What to produce:
Set down the data below without change, skipping the pictures it holds.

------------------------

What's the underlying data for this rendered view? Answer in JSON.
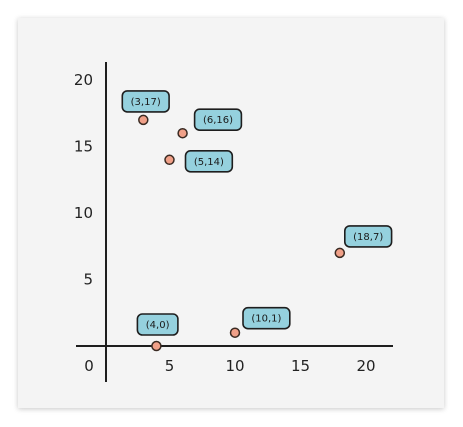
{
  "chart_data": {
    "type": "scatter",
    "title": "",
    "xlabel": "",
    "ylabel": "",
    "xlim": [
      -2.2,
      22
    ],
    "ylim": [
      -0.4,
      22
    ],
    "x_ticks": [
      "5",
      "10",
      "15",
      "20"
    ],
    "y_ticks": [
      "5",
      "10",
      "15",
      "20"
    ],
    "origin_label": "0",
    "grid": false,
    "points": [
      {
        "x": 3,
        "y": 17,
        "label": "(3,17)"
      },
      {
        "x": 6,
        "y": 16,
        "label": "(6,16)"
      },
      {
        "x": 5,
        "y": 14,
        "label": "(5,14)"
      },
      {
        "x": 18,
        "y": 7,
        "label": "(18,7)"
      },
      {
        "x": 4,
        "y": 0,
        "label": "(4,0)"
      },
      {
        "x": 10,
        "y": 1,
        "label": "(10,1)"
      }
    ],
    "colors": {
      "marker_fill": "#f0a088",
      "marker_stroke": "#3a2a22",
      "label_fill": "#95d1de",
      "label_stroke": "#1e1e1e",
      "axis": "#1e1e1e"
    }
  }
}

------------------------

Result of the task:
What's the underlying data for this rendered view? Answer in JSON.
{
  "chart_data": {
    "type": "scatter",
    "title": "",
    "xlabel": "",
    "ylabel": "",
    "xlim": [
      -2.2,
      22
    ],
    "ylim": [
      -0.4,
      22
    ],
    "x_ticks": [
      "5",
      "10",
      "15",
      "20"
    ],
    "y_ticks": [
      "5",
      "10",
      "15",
      "20"
    ],
    "origin_label": "0",
    "grid": false,
    "points": [
      {
        "x": 3,
        "y": 17,
        "label": "(3,17)"
      },
      {
        "x": 6,
        "y": 16,
        "label": "(6,16)"
      },
      {
        "x": 5,
        "y": 14,
        "label": "(5,14)"
      },
      {
        "x": 18,
        "y": 7,
        "label": "(18,7)"
      },
      {
        "x": 4,
        "y": 0,
        "label": "(4,0)"
      },
      {
        "x": 10,
        "y": 1,
        "label": "(10,1)"
      }
    ],
    "colors": {
      "marker_fill": "#f0a088",
      "marker_stroke": "#3a2a22",
      "label_fill": "#95d1de",
      "label_stroke": "#1e1e1e",
      "axis": "#1e1e1e"
    }
  }
}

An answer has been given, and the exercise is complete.